[Dataset entries on figures]
------
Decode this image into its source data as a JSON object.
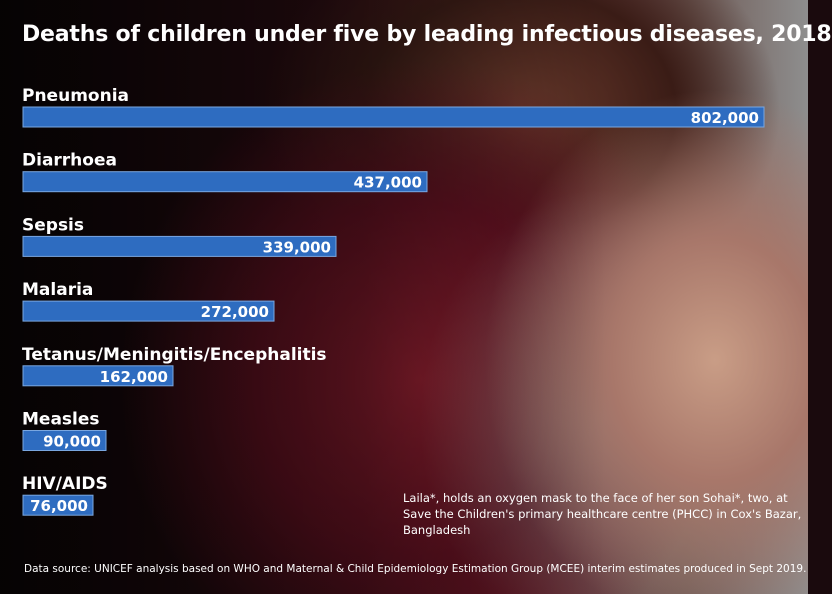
{
  "chart_data": {
    "type": "bar",
    "orientation": "horizontal",
    "title": "Deaths of children under five by leading infectious diseases, 2018",
    "categories": [
      "Pneumonia",
      "Diarrhoea",
      "Sepsis",
      "Malaria",
      "Tetanus/Meningitis/Encephalitis",
      "Measles",
      "HIV/AIDS"
    ],
    "values": [
      802000,
      437000,
      339000,
      272000,
      162000,
      90000,
      76000
    ],
    "value_labels": [
      "802,000",
      "437,000",
      "339,000",
      "272,000",
      "162,000",
      "90,000",
      "76,000"
    ],
    "xlabel": "",
    "ylabel": "",
    "grid": false,
    "colors": {
      "bar": "#2e6cc0",
      "text": "#ffffff"
    }
  },
  "caption": "Laila*, holds an oxygen mask to the face of her son Sohai*, two, at Save the Children's primary healthcare centre (PHCC) in Cox's Bazar, Bangladesh",
  "source": "Data source: UNICEF analysis based on WHO and Maternal & Child Epidemiology Estimation Group (MCEE) interim estimates produced in Sept 2019."
}
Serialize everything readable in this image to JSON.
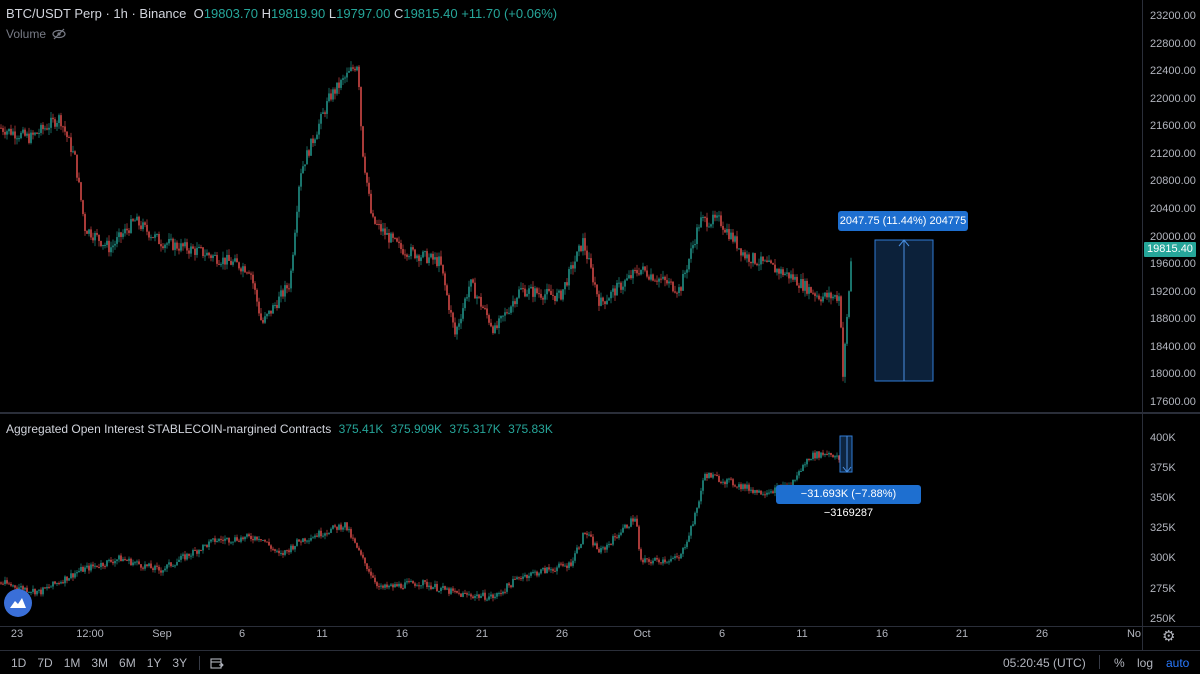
{
  "symbol": {
    "title": "BTC/USDT Perp · 1h · Binance",
    "open_label": "O",
    "open": "19803.70",
    "high_label": "H",
    "high": "19819.90",
    "low_label": "L",
    "low": "19797.00",
    "close_label": "C",
    "close": "19815.40",
    "change": "+11.70 (+0.06%)",
    "last_price": "19815.40"
  },
  "volume": {
    "label": "Volume",
    "icon": "eye-crossed-icon"
  },
  "oi_indicator": {
    "title": "Aggregated Open Interest STABLECOIN-margined Contracts",
    "values": [
      "375.41K",
      "375.909K",
      "375.317K",
      "375.83K"
    ]
  },
  "price_axis": [
    "23200.00",
    "22800.00",
    "22400.00",
    "22000.00",
    "21600.00",
    "21200.00",
    "20800.00",
    "20400.00",
    "20000.00",
    "19600.00",
    "19200.00",
    "18800.00",
    "18400.00",
    "18000.00",
    "17600.00"
  ],
  "oi_axis": [
    "400K",
    "375K",
    "350K",
    "325K",
    "300K",
    "275K",
    "250K"
  ],
  "time_axis": [
    "23",
    "12:00",
    "Sep",
    "6",
    "11",
    "16",
    "21",
    "26",
    "Oct",
    "6",
    "11",
    "16",
    "21",
    "26",
    "No"
  ],
  "measure_price": "2047.75 (11.44%) 204775",
  "measure_oi": "−31.693K (−7.88%) −3169287",
  "ranges": [
    "1D",
    "7D",
    "1M",
    "3M",
    "6M",
    "1Y",
    "3Y"
  ],
  "clock": "05:20:45 (UTC)",
  "right_controls": {
    "percent": "%",
    "log": "log",
    "auto": "auto"
  },
  "colors": {
    "up": "#26a69a",
    "down": "#ef5350",
    "measure": "#1e6fd0",
    "background": "#000000"
  }
}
------
* [What to produce] Leave out all images, then reproduce the entries above exactly.

* [Final result]
Decode this image into its source data as a JSON object.
{
  "chart_data": {
    "type": "bar",
    "orientation": "horizontal",
    "title": "Deaths of children under five by leading infectious diseases, 2018",
    "categories": [
      "Pneumonia",
      "Diarrhoea",
      "Sepsis",
      "Malaria",
      "Tetanus/Meningitis/Encephalitis",
      "Measles",
      "HIV/AIDS"
    ],
    "values": [
      802000,
      437000,
      339000,
      272000,
      162000,
      90000,
      76000
    ],
    "value_labels": [
      "802,000",
      "437,000",
      "339,000",
      "272,000",
      "162,000",
      "90,000",
      "76,000"
    ],
    "xlabel": "",
    "ylabel": "",
    "grid": false,
    "colors": {
      "bar": "#2e6cc0",
      "text": "#ffffff"
    }
  },
  "caption": "Laila*, holds an oxygen mask to the face of her son Sohai*, two, at Save the Children's primary healthcare centre (PHCC) in Cox's Bazar, Bangladesh",
  "source": "Data source: UNICEF analysis based on WHO and Maternal & Child Epidemiology Estimation Group (MCEE) interim estimates produced in Sept 2019."
}
Serialize everything readable in this image to JSON.
{
  "symbol": {
    "title": "BTC/USDT Perp · 1h · Binance",
    "open_label": "O",
    "open": "19803.70",
    "high_label": "H",
    "high": "19819.90",
    "low_label": "L",
    "low": "19797.00",
    "close_label": "C",
    "close": "19815.40",
    "change": "+11.70 (+0.06%)",
    "last_price": "19815.40"
  },
  "volume": {
    "label": "Volume",
    "icon": "eye-crossed-icon"
  },
  "oi_indicator": {
    "title": "Aggregated Open Interest STABLECOIN-margined Contracts",
    "values": [
      "375.41K",
      "375.909K",
      "375.317K",
      "375.83K"
    ]
  },
  "price_axis": [
    "23200.00",
    "22800.00",
    "22400.00",
    "22000.00",
    "21600.00",
    "21200.00",
    "20800.00",
    "20400.00",
    "20000.00",
    "19600.00",
    "19200.00",
    "18800.00",
    "18400.00",
    "18000.00",
    "17600.00"
  ],
  "oi_axis": [
    "400K",
    "375K",
    "350K",
    "325K",
    "300K",
    "275K",
    "250K"
  ],
  "time_axis": [
    "23",
    "12:00",
    "Sep",
    "6",
    "11",
    "16",
    "21",
    "26",
    "Oct",
    "6",
    "11",
    "16",
    "21",
    "26",
    "No"
  ],
  "measure_price": "2047.75 (11.44%) 204775",
  "measure_oi": "−31.693K (−7.88%) −3169287",
  "ranges": [
    "1D",
    "7D",
    "1M",
    "3M",
    "6M",
    "1Y",
    "3Y"
  ],
  "clock": "05:20:45 (UTC)",
  "right_controls": {
    "percent": "%",
    "log": "log",
    "auto": "auto"
  },
  "colors": {
    "up": "#26a69a",
    "down": "#ef5350",
    "measure": "#1e6fd0",
    "background": "#000000"
  }
}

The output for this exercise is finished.